[BEGIN]

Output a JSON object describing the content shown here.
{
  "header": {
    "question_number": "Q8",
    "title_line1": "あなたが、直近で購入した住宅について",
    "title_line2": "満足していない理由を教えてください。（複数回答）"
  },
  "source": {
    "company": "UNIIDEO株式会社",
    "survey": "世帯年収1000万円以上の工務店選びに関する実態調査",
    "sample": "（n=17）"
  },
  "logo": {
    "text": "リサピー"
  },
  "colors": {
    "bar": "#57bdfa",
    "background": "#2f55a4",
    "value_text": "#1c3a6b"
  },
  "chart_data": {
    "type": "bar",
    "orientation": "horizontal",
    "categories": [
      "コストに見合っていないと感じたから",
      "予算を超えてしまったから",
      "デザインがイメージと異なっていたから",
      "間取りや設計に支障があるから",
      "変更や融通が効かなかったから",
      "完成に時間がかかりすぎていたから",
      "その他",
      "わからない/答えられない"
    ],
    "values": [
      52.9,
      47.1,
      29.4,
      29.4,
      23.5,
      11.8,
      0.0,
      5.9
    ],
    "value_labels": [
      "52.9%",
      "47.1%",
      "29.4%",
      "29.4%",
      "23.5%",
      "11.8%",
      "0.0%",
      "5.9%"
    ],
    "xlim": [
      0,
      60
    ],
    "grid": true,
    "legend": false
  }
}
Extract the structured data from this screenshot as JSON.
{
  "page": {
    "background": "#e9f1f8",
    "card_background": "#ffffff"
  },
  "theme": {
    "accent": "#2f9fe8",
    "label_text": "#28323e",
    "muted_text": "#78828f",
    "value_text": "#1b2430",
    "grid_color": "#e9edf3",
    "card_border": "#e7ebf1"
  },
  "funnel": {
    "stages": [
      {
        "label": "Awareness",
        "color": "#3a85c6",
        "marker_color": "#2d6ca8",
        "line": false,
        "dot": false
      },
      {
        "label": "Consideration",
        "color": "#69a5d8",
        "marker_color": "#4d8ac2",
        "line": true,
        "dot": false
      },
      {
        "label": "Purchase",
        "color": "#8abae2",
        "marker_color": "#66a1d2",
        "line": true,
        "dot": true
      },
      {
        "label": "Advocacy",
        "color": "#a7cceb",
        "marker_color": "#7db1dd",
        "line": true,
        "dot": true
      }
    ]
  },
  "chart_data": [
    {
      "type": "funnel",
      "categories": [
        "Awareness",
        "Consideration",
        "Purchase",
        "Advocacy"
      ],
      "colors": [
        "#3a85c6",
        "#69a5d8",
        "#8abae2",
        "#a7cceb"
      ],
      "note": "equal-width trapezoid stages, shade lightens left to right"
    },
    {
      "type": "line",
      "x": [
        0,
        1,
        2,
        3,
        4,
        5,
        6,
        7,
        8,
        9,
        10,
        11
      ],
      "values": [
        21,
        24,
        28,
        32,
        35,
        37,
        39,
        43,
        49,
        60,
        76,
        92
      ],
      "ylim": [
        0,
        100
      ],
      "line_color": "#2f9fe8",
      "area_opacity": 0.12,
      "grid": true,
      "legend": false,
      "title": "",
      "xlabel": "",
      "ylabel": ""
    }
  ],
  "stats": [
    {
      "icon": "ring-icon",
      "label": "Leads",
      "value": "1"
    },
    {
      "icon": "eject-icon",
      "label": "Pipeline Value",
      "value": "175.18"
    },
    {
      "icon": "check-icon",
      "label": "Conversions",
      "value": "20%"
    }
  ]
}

[END]

▸ Objective
Give back the whole listing, word for word.

▸ Reply to the task
Output a JSON object describing the content shown here.
{
  "header": {
    "question_number": "Q8",
    "title_line1": "あなたが、直近で購入した住宅について",
    "title_line2": "満足していない理由を教えてください。（複数回答）"
  },
  "source": {
    "company": "UNIIDEO株式会社",
    "survey": "世帯年収1000万円以上の工務店選びに関する実態調査",
    "sample": "（n=17）"
  },
  "logo": {
    "text": "リサピー"
  },
  "colors": {
    "bar": "#57bdfa",
    "background": "#2f55a4",
    "value_text": "#1c3a6b"
  },
  "chart_data": {
    "type": "bar",
    "orientation": "horizontal",
    "categories": [
      "コストに見合っていないと感じたから",
      "予算を超えてしまったから",
      "デザインがイメージと異なっていたから",
      "間取りや設計に支障があるから",
      "変更や融通が効かなかったから",
      "完成に時間がかかりすぎていたから",
      "その他",
      "わからない/答えられない"
    ],
    "values": [
      52.9,
      47.1,
      29.4,
      29.4,
      23.5,
      11.8,
      0.0,
      5.9
    ],
    "value_labels": [
      "52.9%",
      "47.1%",
      "29.4%",
      "29.4%",
      "23.5%",
      "11.8%",
      "0.0%",
      "5.9%"
    ],
    "xlim": [
      0,
      60
    ],
    "grid": true,
    "legend": false
  }
}
Extract the structured data from this screenshot as JSON.
{
  "page": {
    "background": "#e9f1f8",
    "card_background": "#ffffff"
  },
  "theme": {
    "accent": "#2f9fe8",
    "label_text": "#28323e",
    "muted_text": "#78828f",
    "value_text": "#1b2430",
    "grid_color": "#e9edf3",
    "card_border": "#e7ebf1"
  },
  "funnel": {
    "stages": [
      {
        "label": "Awareness",
        "color": "#3a85c6",
        "marker_color": "#2d6ca8",
        "line": false,
        "dot": false
      },
      {
        "label": "Consideration",
        "color": "#69a5d8",
        "marker_color": "#4d8ac2",
        "line": true,
        "dot": false
      },
      {
        "label": "Purchase",
        "color": "#8abae2",
        "marker_color": "#66a1d2",
        "line": true,
        "dot": true
      },
      {
        "label": "Advocacy",
        "color": "#a7cceb",
        "marker_color": "#7db1dd",
        "line": true,
        "dot": true
      }
    ]
  },
  "chart_data": [
    {
      "type": "funnel",
      "categories": [
        "Awareness",
        "Consideration",
        "Purchase",
        "Advocacy"
      ],
      "colors": [
        "#3a85c6",
        "#69a5d8",
        "#8abae2",
        "#a7cceb"
      ],
      "note": "equal-width trapezoid stages, shade lightens left to right"
    },
    {
      "type": "line",
      "x": [
        0,
        1,
        2,
        3,
        4,
        5,
        6,
        7,
        8,
        9,
        10,
        11
      ],
      "values": [
        21,
        24,
        28,
        32,
        35,
        37,
        39,
        43,
        49,
        60,
        76,
        92
      ],
      "ylim": [
        0,
        100
      ],
      "line_color": "#2f9fe8",
      "area_opacity": 0.12,
      "grid": true,
      "legend": false,
      "title": "",
      "xlabel": "",
      "ylabel": ""
    }
  ],
  "stats": [
    {
      "icon": "ring-icon",
      "label": "Leads",
      "value": "1"
    },
    {
      "icon": "eject-icon",
      "label": "Pipeline Value",
      "value": "175.18"
    },
    {
      "icon": "check-icon",
      "label": "Conversions",
      "value": "20%"
    }
  ]
}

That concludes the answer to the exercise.